**Action item**
Make an exact copy of all the records, one that contains none of the pictures.

**Data extract**
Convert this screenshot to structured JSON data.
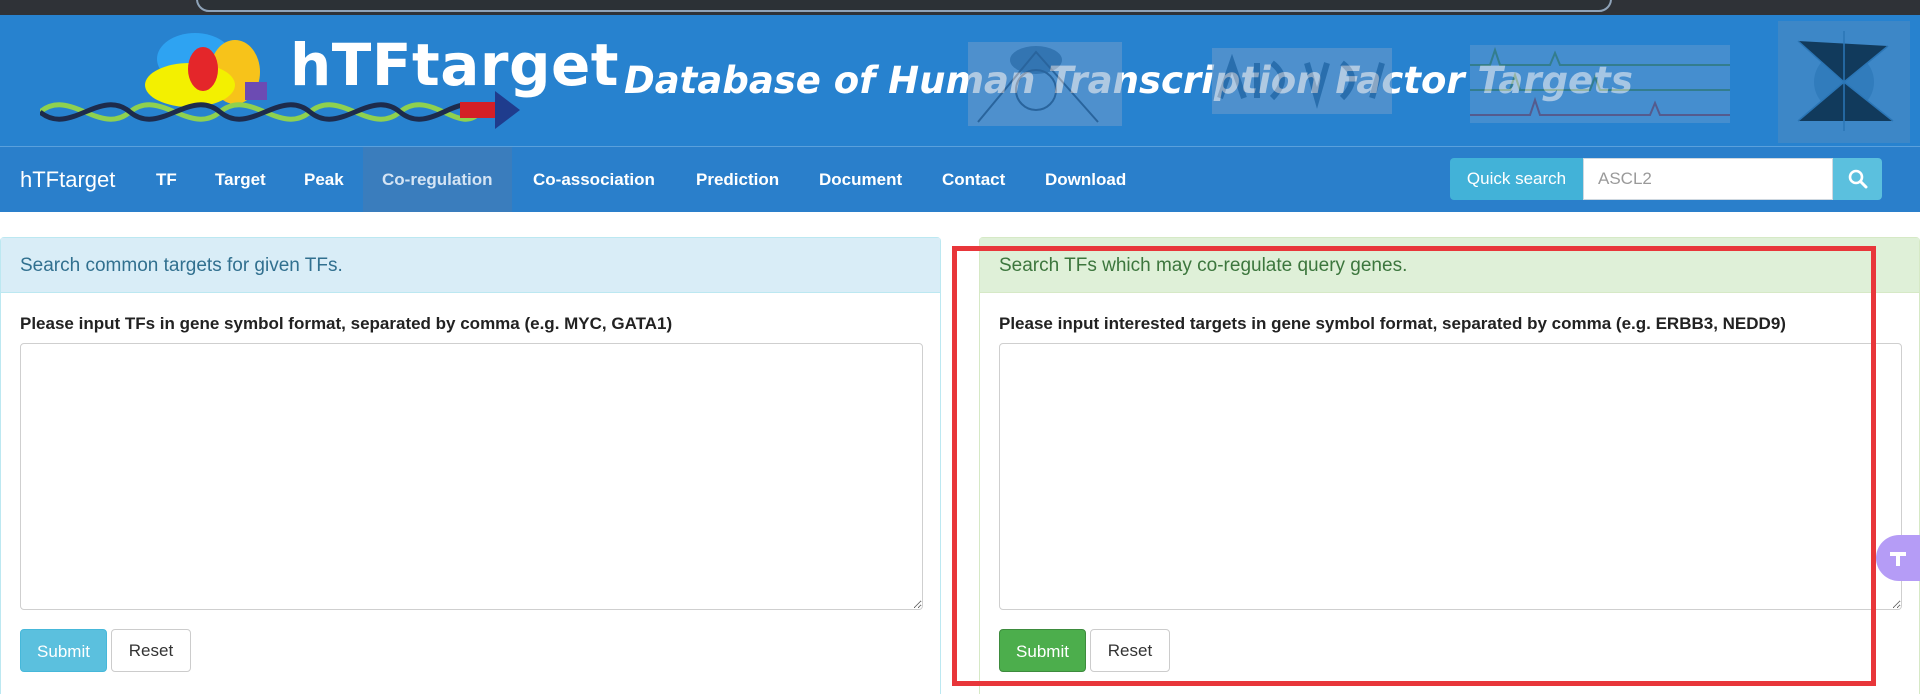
{
  "header": {
    "logo_text": "hTFtarget",
    "tagline": "Database of Human Transcription Factor Targets"
  },
  "navbar": {
    "brand": "hTFtarget",
    "items": [
      {
        "label": "TF"
      },
      {
        "label": "Target"
      },
      {
        "label": "Peak"
      },
      {
        "label": "Co-regulation",
        "active": true
      },
      {
        "label": "Co-association"
      },
      {
        "label": "Prediction"
      },
      {
        "label": "Document"
      },
      {
        "label": "Contact"
      },
      {
        "label": "Download"
      }
    ],
    "quick_search": {
      "button_label": "Quick search",
      "placeholder": "ASCL2",
      "go_icon": "search-icon"
    }
  },
  "left_panel": {
    "heading": "Search common targets for given TFs.",
    "label": "Please input TFs in gene symbol format, separated by comma (e.g. MYC, GATA1)",
    "submit_label": "Submit",
    "reset_label": "Reset"
  },
  "right_panel": {
    "heading": "Search TFs which may co-regulate query genes.",
    "label": "Please input interested targets in gene symbol format, separated by comma (e.g. ERBB3, NEDD9)",
    "submit_label": "Submit",
    "reset_label": "Reset"
  },
  "colors": {
    "banner": "#2782cf",
    "navbar": "#2a7fcb",
    "info_panel": "#d9edf7",
    "success_panel": "#dff0d8",
    "submit_info": "#5bc0de",
    "submit_success": "#4cae4c",
    "highlight": "#e8363a"
  }
}
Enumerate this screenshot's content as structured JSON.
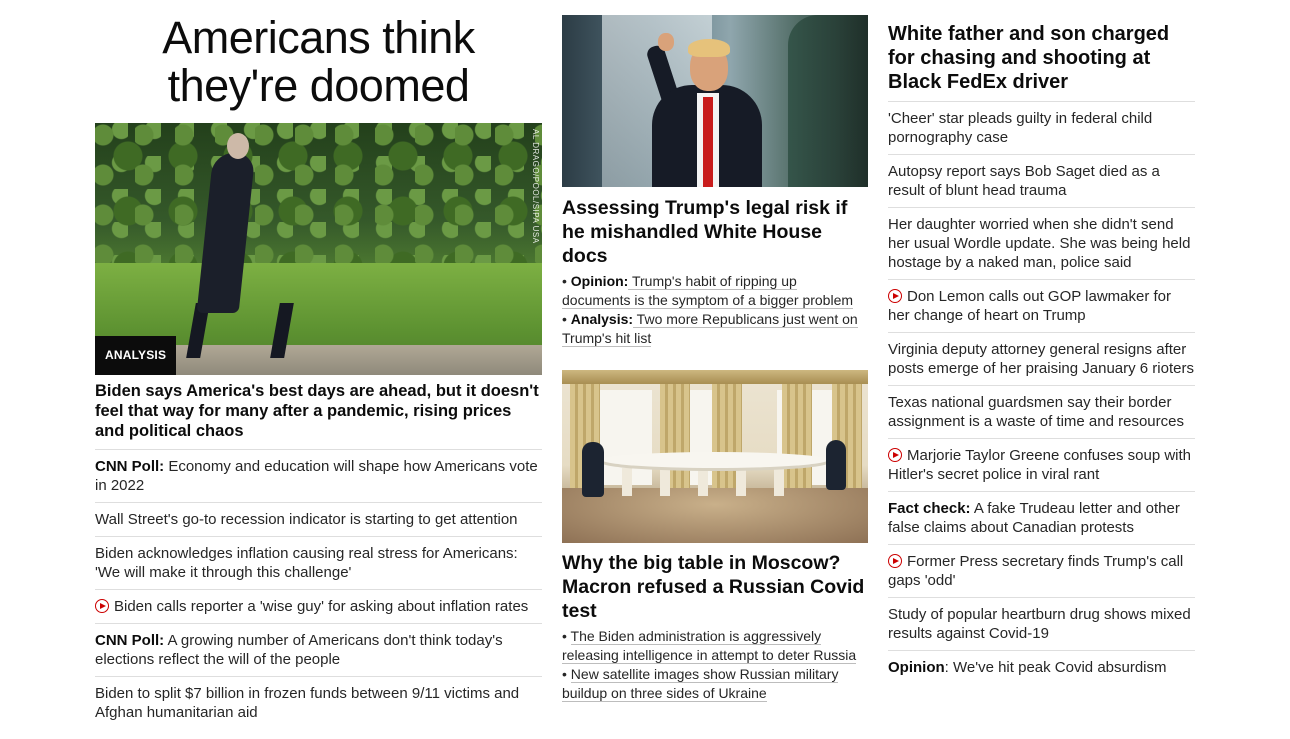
{
  "col1": {
    "headline": "Americans think they're doomed",
    "image_credit": "AL DRAGO/POOL/SIPA USA",
    "badge": "ANALYSIS",
    "story_headline": "Biden says America's best days are ahead, but it doesn't feel that way for many after a pandemic, rising prices and political chaos",
    "items": [
      {
        "prefix": "CNN Poll:",
        "text": " Economy and education will shape how Americans vote in 2022"
      },
      {
        "prefix": "",
        "text": "Wall Street's go-to recession indicator is starting to get attention"
      },
      {
        "prefix": "",
        "text": "Biden acknowledges inflation causing real stress for Americans: 'We will make it through this challenge'"
      },
      {
        "prefix": "",
        "text": "Biden calls reporter a 'wise guy' for asking about inflation rates",
        "video": true
      },
      {
        "prefix": "CNN Poll:",
        "text": " A growing number of Americans don't think today's elections reflect the will of the people"
      },
      {
        "prefix": "",
        "text": "Biden to split $7 billion in frozen funds between 9/11 victims and Afghan humanitarian aid"
      }
    ]
  },
  "col2": {
    "story1": {
      "headline": "Assessing Trump's legal risk if he mishandled White House docs",
      "links": [
        {
          "bullet": "• ",
          "prefix": "Opinion:",
          "text": " Trump's habit of ripping up documents is the symptom of a bigger problem"
        },
        {
          "bullet": "• ",
          "prefix": "Analysis:",
          "text": " Two more Republicans just went on Trump's hit list"
        }
      ]
    },
    "story2": {
      "headline": "Why the big table in Moscow? Macron refused a Russian Covid test",
      "links": [
        {
          "bullet": "• ",
          "prefix": "",
          "text": "The Biden administration is aggressively releasing intelligence in attempt to deter Russia"
        },
        {
          "bullet": "• ",
          "prefix": "",
          "text": "New satellite images show Russian military buildup on three sides of Ukraine"
        }
      ]
    }
  },
  "col3": {
    "headline": "White father and son charged for chasing and shooting at Black FedEx driver",
    "items": [
      {
        "prefix": "",
        "text": "'Cheer' star pleads guilty in federal child pornography case"
      },
      {
        "prefix": "",
        "text": "Autopsy report says Bob Saget died as a result of blunt head trauma"
      },
      {
        "prefix": "",
        "text": "Her daughter worried when she didn't send her usual Wordle update. She was being held hostage by a naked man, police said"
      },
      {
        "prefix": "",
        "text": "Don Lemon calls out GOP lawmaker for her change of heart on Trump",
        "video": true
      },
      {
        "prefix": "",
        "text": "Virginia deputy attorney general resigns after posts emerge of her praising January 6 rioters"
      },
      {
        "prefix": "",
        "text": "Texas national guardsmen say their border assignment is a waste of time and resources"
      },
      {
        "prefix": "",
        "text": "Marjorie Taylor Greene confuses soup with Hitler's secret police in viral rant",
        "video": true
      },
      {
        "prefix": "Fact check:",
        "text": " A fake Trudeau letter and other false claims about Canadian protests"
      },
      {
        "prefix": "",
        "text": "Former Press secretary finds Trump's call gaps 'odd'",
        "video": true
      },
      {
        "prefix": "",
        "text": "Study of popular heartburn drug shows mixed results against Covid-19"
      },
      {
        "prefix": "Opinion",
        "text": ": We've hit peak Covid absurdism"
      }
    ]
  }
}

**Finished exercise**
Convert this screenshot to structured JSON data.
{
  "header": {
    "logo_text": "hTFtarget",
    "tagline": "Database of Human Transcription Factor Targets"
  },
  "navbar": {
    "brand": "hTFtarget",
    "items": [
      {
        "label": "TF"
      },
      {
        "label": "Target"
      },
      {
        "label": "Peak"
      },
      {
        "label": "Co-regulation",
        "active": true
      },
      {
        "label": "Co-association"
      },
      {
        "label": "Prediction"
      },
      {
        "label": "Document"
      },
      {
        "label": "Contact"
      },
      {
        "label": "Download"
      }
    ],
    "quick_search": {
      "button_label": "Quick search",
      "placeholder": "ASCL2",
      "go_icon": "search-icon"
    }
  },
  "left_panel": {
    "heading": "Search common targets for given TFs.",
    "label": "Please input TFs in gene symbol format, separated by comma (e.g. MYC, GATA1)",
    "submit_label": "Submit",
    "reset_label": "Reset"
  },
  "right_panel": {
    "heading": "Search TFs which may co-regulate query genes.",
    "label": "Please input interested targets in gene symbol format, separated by comma (e.g. ERBB3, NEDD9)",
    "submit_label": "Submit",
    "reset_label": "Reset"
  },
  "colors": {
    "banner": "#2782cf",
    "navbar": "#2a7fcb",
    "info_panel": "#d9edf7",
    "success_panel": "#dff0d8",
    "submit_info": "#5bc0de",
    "submit_success": "#4cae4c",
    "highlight": "#e8363a"
  }
}
Enumerate this screenshot's content as structured JSON.
{
  "col1": {
    "headline": "Americans think they're doomed",
    "image_credit": "AL DRAGO/POOL/SIPA USA",
    "badge": "ANALYSIS",
    "story_headline": "Biden says America's best days are ahead, but it doesn't feel that way for many after a pandemic, rising prices and political chaos",
    "items": [
      {
        "prefix": "CNN Poll:",
        "text": " Economy and education will shape how Americans vote in 2022"
      },
      {
        "prefix": "",
        "text": "Wall Street's go-to recession indicator is starting to get attention"
      },
      {
        "prefix": "",
        "text": "Biden acknowledges inflation causing real stress for Americans: 'We will make it through this challenge'"
      },
      {
        "prefix": "",
        "text": "Biden calls reporter a 'wise guy' for asking about inflation rates",
        "video": true
      },
      {
        "prefix": "CNN Poll:",
        "text": " A growing number of Americans don't think today's elections reflect the will of the people"
      },
      {
        "prefix": "",
        "text": "Biden to split $7 billion in frozen funds between 9/11 victims and Afghan humanitarian aid"
      }
    ]
  },
  "col2": {
    "story1": {
      "headline": "Assessing Trump's legal risk if he mishandled White House docs",
      "links": [
        {
          "bullet": "• ",
          "prefix": "Opinion:",
          "text": " Trump's habit of ripping up documents is the symptom of a bigger problem"
        },
        {
          "bullet": "• ",
          "prefix": "Analysis:",
          "text": " Two more Republicans just went on Trump's hit list"
        }
      ]
    },
    "story2": {
      "headline": "Why the big table in Moscow? Macron refused a Russian Covid test",
      "links": [
        {
          "bullet": "• ",
          "prefix": "",
          "text": "The Biden administration is aggressively releasing intelligence in attempt to deter Russia"
        },
        {
          "bullet": "• ",
          "prefix": "",
          "text": "New satellite images show Russian military buildup on three sides of Ukraine"
        }
      ]
    }
  },
  "col3": {
    "headline": "White father and son charged for chasing and shooting at Black FedEx driver",
    "items": [
      {
        "prefix": "",
        "text": "'Cheer' star pleads guilty in federal child pornography case"
      },
      {
        "prefix": "",
        "text": "Autopsy report says Bob Saget died as a result of blunt head trauma"
      },
      {
        "prefix": "",
        "text": "Her daughter worried when she didn't send her usual Wordle update. She was being held hostage by a naked man, police said"
      },
      {
        "prefix": "",
        "text": "Don Lemon calls out GOP lawmaker for her change of heart on Trump",
        "video": true
      },
      {
        "prefix": "",
        "text": "Virginia deputy attorney general resigns after posts emerge of her praising January 6 rioters"
      },
      {
        "prefix": "",
        "text": "Texas national guardsmen say their border assignment is a waste of time and resources"
      },
      {
        "prefix": "",
        "text": "Marjorie Taylor Greene confuses soup with Hitler's secret police in viral rant",
        "video": true
      },
      {
        "prefix": "Fact check:",
        "text": " A fake Trudeau letter and other false claims about Canadian protests"
      },
      {
        "prefix": "",
        "text": "Former Press secretary finds Trump's call gaps 'odd'",
        "video": true
      },
      {
        "prefix": "",
        "text": "Study of popular heartburn drug shows mixed results against Covid-19"
      },
      {
        "prefix": "Opinion",
        "text": ": We've hit peak Covid absurdism"
      }
    ]
  }
}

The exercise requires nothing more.